Texto fuente.
Metiéndose en algún otro grupo, de Jerusalén emprendió María el camino hacia Ain Karin, la aldea de la montaña de Judea a solo unos siete kilómetros, que se recorrían en un par de horas. Dice Lucas que María “fue con prontitud”. Un detalle psicológico precioso, es decir, llena de ilusión y alegría juvenil, sin la pena de que, por su virginidad ofrecida a Dios, hubiera quedado con la vergüenza de toda mujer israelita al verse estéril de por vida. Ahora, permaneciendo virgen, era también mamá, y su alegría era inmensa. Además, como hija del pueblo, como una “pobre de Yahvé” que escuchaba en la sinagoga cada sábado las profecías y suspiraba como nadie por la venida del Cristo, no podía con su gozo: ¡Si supieran lo que yo llevo dentro!…
Llegada a la casa de Zacarías, Isabel, que se ha recluido recatadamente durante su embarazo, ahora sale a la puerta con las señales evidentes de su maternidad, las dos “madres” estallan en gozo incontenible y desarrollan una escena idílica por demás:
-¡Isabel!…
-¡María! ¿Tú por aquí?…
Un abrazo y unos besos efusivos entre las dos primas. De repente, Isabel se calla enajenada. Y vuelta en sí, exclama con sorpresa:
-Pero, ¿qué es esto? ¿Si la criatura que llevo en mi seno está dando saltos de alegría? ¿Por qué?…
Su sorpresa le dura muy poco. El Espíritu Santo se posesiona de ella y la ilumina poderosamente. María no ha dicho ni una palabra, pero Isabel lo comprende todo, y suelta un exabrupto a gritos:
-¡Bendita tú entre las mujeres y bendito el fruto de tu vientre! ¿Y de dónde a mí que venga a verme la madre de mi Señor? Si con solo escuchar yo tu saludo, la criatura no se ha aguantado y ha empezado a saltar dentro de mí.
Juan había quedado santificado en el seno de su madre. E Isabel sigue hablando:
-¡Dichosa tú que has creído, pues se cumplirá en ti todo lo que el Señor te ha dicho!

Registros.
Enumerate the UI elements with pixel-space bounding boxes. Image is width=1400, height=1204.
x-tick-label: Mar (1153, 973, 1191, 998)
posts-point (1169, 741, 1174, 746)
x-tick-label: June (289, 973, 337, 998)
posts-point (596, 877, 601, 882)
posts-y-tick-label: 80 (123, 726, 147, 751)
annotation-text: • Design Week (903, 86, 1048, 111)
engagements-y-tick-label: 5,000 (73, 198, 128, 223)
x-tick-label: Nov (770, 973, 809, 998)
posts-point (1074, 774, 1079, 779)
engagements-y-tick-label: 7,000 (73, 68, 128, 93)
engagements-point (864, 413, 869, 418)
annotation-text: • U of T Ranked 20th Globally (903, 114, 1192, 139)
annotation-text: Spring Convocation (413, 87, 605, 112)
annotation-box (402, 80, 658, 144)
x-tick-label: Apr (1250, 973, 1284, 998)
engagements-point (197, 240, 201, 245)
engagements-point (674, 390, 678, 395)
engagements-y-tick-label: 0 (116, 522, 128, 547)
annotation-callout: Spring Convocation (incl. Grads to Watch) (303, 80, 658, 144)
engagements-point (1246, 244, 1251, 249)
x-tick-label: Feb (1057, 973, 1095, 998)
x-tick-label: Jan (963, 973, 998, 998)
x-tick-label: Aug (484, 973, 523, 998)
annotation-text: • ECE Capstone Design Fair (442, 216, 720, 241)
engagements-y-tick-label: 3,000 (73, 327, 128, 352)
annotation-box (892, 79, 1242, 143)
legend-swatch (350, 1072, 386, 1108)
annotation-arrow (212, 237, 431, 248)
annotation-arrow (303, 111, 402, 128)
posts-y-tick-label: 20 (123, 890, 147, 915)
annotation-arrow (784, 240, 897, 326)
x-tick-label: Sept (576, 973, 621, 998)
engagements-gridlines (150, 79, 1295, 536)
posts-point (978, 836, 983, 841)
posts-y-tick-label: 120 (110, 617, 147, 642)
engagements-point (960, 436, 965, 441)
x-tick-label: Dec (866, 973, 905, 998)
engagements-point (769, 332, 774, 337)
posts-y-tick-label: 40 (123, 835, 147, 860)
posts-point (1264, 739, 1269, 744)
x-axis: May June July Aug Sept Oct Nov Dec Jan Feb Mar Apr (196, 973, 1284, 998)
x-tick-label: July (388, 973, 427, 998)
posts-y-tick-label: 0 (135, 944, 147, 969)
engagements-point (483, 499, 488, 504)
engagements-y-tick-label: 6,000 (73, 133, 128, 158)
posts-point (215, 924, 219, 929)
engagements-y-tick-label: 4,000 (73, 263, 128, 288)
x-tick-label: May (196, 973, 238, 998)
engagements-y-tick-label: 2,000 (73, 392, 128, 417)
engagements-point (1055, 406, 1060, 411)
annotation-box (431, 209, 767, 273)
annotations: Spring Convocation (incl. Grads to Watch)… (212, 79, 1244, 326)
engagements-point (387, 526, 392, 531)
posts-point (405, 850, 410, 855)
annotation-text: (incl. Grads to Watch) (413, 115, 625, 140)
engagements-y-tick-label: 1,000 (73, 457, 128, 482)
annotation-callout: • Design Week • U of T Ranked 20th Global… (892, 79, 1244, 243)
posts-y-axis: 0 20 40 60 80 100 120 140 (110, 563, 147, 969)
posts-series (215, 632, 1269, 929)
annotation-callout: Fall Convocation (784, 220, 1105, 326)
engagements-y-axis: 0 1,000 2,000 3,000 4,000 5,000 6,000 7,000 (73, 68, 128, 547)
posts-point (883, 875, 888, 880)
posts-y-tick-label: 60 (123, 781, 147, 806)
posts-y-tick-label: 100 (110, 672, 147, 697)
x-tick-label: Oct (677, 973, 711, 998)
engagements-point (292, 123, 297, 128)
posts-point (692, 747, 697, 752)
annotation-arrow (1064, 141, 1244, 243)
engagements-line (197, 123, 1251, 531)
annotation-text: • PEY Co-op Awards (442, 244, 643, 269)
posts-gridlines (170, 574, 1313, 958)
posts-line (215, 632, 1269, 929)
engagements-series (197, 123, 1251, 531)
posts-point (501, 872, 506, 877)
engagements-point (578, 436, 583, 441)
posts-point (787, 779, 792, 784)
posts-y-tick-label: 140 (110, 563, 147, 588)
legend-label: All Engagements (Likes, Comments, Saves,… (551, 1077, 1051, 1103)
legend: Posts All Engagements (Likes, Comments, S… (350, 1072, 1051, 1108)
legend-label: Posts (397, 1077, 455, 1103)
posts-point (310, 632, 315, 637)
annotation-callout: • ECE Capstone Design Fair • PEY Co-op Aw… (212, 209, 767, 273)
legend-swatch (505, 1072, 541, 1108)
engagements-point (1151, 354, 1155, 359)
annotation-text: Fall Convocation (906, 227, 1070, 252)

Tareas.
• 1. Responde con el texto sobre la visita de María a Isabel:
(a) ¿A cuántos kilómetros quedaba Ain Karin?
(b) ¿Qué había hecho Isabel durante su embarazo?
(c) Según Isabel, ¿qué hizo la criatura al escuchar ella el saludo de María?
• 2. Transcribe las líneas de los registros desde la primera hasta la que contiene "engagements-point (674, 390, 678, 395)", ambas incluidas.

Respuestas por tarea.
• 1.
(a) A solo unos siete kilómetros.
(b) Se había recluido recatadamente.
(c) No se aguantó y empezó a saltar dentro de ella.

• 2.
Enumerate the UI elements with pixel-space bounding boxes. Image is width=1400, height=1204.
x-tick-label: Mar (1153, 973, 1191, 998)
posts-point (1169, 741, 1174, 746)
x-tick-label: June (289, 973, 337, 998)
posts-point (596, 877, 601, 882)
posts-y-tick-label: 80 (123, 726, 147, 751)
annotation-text: • Design Week (903, 86, 1048, 111)
engagements-y-tick-label: 5,000 (73, 198, 128, 223)
x-tick-label: Nov (770, 973, 809, 998)
posts-point (1074, 774, 1079, 779)
engagements-y-tick-label: 7,000 (73, 68, 128, 93)
engagements-point (864, 413, 869, 418)
annotation-text: • U of T Ranked 20th Globally (903, 114, 1192, 139)
annotation-text: Spring Convocation (413, 87, 605, 112)
annotation-box (402, 80, 658, 144)
x-tick-label: Apr (1250, 973, 1284, 998)
engagements-point (197, 240, 201, 245)
engagements-point (674, 390, 678, 395)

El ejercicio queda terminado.